** begin Input **

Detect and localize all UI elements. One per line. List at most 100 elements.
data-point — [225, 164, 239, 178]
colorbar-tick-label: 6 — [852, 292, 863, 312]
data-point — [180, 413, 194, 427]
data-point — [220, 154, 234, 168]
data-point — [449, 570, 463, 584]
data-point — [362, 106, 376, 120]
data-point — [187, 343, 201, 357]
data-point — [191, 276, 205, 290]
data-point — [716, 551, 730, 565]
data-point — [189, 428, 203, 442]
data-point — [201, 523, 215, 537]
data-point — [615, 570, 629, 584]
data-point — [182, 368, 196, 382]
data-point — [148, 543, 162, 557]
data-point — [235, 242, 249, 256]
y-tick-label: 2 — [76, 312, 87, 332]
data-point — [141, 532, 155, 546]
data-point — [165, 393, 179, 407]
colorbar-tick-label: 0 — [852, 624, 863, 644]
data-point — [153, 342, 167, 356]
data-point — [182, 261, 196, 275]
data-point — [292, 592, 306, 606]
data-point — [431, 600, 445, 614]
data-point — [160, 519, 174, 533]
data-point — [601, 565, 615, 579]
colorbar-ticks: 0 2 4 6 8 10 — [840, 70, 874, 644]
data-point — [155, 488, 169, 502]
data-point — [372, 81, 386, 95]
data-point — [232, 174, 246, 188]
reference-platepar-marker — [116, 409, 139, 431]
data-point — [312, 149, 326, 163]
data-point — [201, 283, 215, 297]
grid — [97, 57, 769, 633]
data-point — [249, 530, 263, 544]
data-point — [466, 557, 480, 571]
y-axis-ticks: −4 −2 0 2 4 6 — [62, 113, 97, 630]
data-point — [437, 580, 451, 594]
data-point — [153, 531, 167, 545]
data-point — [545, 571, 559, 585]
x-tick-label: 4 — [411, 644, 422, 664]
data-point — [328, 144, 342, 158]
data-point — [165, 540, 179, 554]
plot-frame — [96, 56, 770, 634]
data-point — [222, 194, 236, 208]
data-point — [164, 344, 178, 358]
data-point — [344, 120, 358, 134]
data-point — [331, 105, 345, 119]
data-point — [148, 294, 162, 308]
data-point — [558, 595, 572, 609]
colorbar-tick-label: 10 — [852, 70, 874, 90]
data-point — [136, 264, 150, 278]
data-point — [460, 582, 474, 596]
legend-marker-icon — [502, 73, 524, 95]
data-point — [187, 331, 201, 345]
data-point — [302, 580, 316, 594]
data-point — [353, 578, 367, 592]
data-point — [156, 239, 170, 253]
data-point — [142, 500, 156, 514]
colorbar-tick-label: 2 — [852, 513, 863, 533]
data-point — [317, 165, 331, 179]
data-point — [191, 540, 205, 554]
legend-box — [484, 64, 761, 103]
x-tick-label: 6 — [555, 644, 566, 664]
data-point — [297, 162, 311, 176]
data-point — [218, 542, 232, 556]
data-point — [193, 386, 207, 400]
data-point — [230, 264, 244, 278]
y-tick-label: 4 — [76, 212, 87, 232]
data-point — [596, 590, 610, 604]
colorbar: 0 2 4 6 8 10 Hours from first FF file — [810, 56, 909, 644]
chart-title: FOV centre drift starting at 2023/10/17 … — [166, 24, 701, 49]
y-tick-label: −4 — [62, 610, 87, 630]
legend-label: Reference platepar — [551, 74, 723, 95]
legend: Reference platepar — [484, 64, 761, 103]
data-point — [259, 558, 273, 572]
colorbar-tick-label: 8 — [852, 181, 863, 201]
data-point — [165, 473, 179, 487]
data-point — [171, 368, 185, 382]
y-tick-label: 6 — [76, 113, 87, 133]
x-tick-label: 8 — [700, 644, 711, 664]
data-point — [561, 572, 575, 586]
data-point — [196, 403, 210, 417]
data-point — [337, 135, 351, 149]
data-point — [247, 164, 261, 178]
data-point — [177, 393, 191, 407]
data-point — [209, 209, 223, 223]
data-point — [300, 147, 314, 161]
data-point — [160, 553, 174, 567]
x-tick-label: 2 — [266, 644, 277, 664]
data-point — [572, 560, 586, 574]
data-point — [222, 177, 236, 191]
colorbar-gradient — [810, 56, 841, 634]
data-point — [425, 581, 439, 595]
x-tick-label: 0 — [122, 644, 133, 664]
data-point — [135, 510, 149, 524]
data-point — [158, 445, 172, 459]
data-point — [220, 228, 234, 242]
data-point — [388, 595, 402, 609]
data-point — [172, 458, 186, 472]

** end Input **

Task goal | Rewrite every line of the items above as a numbered list, leaving out any blank lines.

Complete response |
1. Detect and localize all UI elements. One per line. List at most 100 elements.
2. data-point — [225, 164, 239, 178]
3. colorbar-tick-label: 6 — [852, 292, 863, 312]
4. data-point — [180, 413, 194, 427]
5. data-point — [220, 154, 234, 168]
6. data-point — [449, 570, 463, 584]
7. data-point — [362, 106, 376, 120]
8. data-point — [187, 343, 201, 357]
9. data-point — [191, 276, 205, 290]
10. data-point — [716, 551, 730, 565]
11. data-point — [189, 428, 203, 442]
12. data-point — [201, 523, 215, 537]
13. data-point — [615, 570, 629, 584]
14. data-point — [182, 368, 196, 382]
15. data-point — [148, 543, 162, 557]
16. data-point — [235, 242, 249, 256]
17. y-tick-label: 2 — [76, 312, 87, 332]
18. data-point — [141, 532, 155, 546]
19. data-point — [165, 393, 179, 407]
20. colorbar-tick-label: 0 — [852, 624, 863, 644]
21. data-point — [153, 342, 167, 356]
22. data-point — [182, 261, 196, 275]
23. data-point — [292, 592, 306, 606]
24. data-point — [431, 600, 445, 614]
25. data-point — [160, 519, 174, 533]
26. data-point — [601, 565, 615, 579]
27. colorbar-ticks: 0 2 4 6 8 10 — [840, 70, 874, 644]
28. data-point — [155, 488, 169, 502]
29. data-point — [372, 81, 386, 95]
30. data-point — [232, 174, 246, 188]
31. reference-platepar-marker — [116, 409, 139, 431]
32. data-point — [312, 149, 326, 163]
33. data-point — [201, 283, 215, 297]
34. grid — [97, 57, 769, 633]
35. data-point — [249, 530, 263, 544]
36. data-point — [466, 557, 480, 571]
37. y-axis-ticks: −4 −2 0 2 4 6 — [62, 113, 97, 630]
38. data-point — [437, 580, 451, 594]
39. data-point — [153, 531, 167, 545]
40. data-point — [545, 571, 559, 585]
41. x-tick-label: 4 — [411, 644, 422, 664]
42. data-point — [328, 144, 342, 158]
43. data-point — [165, 540, 179, 554]
44. plot-frame — [96, 56, 770, 634]
45. data-point — [222, 194, 236, 208]
46. data-point — [164, 344, 178, 358]
47. data-point — [344, 120, 358, 134]
48. data-point — [331, 105, 345, 119]
49. data-point — [148, 294, 162, 308]
50. data-point — [558, 595, 572, 609]
51. colorbar-tick-label: 10 — [852, 70, 874, 90]
52. data-point — [136, 264, 150, 278]
53. data-point — [460, 582, 474, 596]
54. legend-marker-icon — [502, 73, 524, 95]
55. data-point — [187, 331, 201, 345]
56. data-point — [302, 580, 316, 594]
57. data-point — [353, 578, 367, 592]
58. data-point — [156, 239, 170, 253]
59. data-point — [142, 500, 156, 514]
60. colorbar-tick-label: 2 — [852, 513, 863, 533]
61. data-point — [317, 165, 331, 179]
62. data-point — [191, 540, 205, 554]
63. legend-box — [484, 64, 761, 103]
64. x-tick-label: 6 — [555, 644, 566, 664]
65. data-point — [297, 162, 311, 176]
66. data-point — [218, 542, 232, 556]
67. data-point — [193, 386, 207, 400]
68. data-point — [230, 264, 244, 278]
69. y-tick-label: 4 — [76, 212, 87, 232]
70. data-point — [596, 590, 610, 604]
71. colorbar: 0 2 4 6 8 10 Hours from first FF file — [810, 56, 909, 644]
72. chart-title: FOV centre drift starting at 2023/10/17 … — [166, 24, 701, 49]
73. y-tick-label: −4 — [62, 610, 87, 630]
74. legend-label: Reference platepar — [551, 74, 723, 95]
75. legend: Reference platepar — [484, 64, 761, 103]
76. data-point — [259, 558, 273, 572]
77. colorbar-tick-label: 8 — [852, 181, 863, 201]
78. data-point — [165, 473, 179, 487]
79. data-point — [171, 368, 185, 382]
80. y-tick-label: 6 — [76, 113, 87, 133]
81. x-tick-label: 8 — [700, 644, 711, 664]
82. data-point — [561, 572, 575, 586]
83. data-point — [196, 403, 210, 417]
84. data-point — [337, 135, 351, 149]
85. data-point — [247, 164, 261, 178]
86. data-point — [177, 393, 191, 407]
87. data-point — [209, 209, 223, 223]
88. data-point — [300, 147, 314, 161]
89. data-point — [160, 553, 174, 567]
90. x-tick-label: 2 — [266, 644, 277, 664]
91. data-point — [572, 560, 586, 574]
92. data-point — [222, 177, 236, 191]
93. colorbar-gradient — [810, 56, 841, 634]
94. data-point — [425, 581, 439, 595]
95. x-tick-label: 0 — [122, 644, 133, 664]
96. data-point — [135, 510, 149, 524]
97. data-point — [158, 445, 172, 459]
98. data-point — [220, 228, 234, 242]
99. data-point — [388, 595, 402, 609]
100. data-point — [172, 458, 186, 472]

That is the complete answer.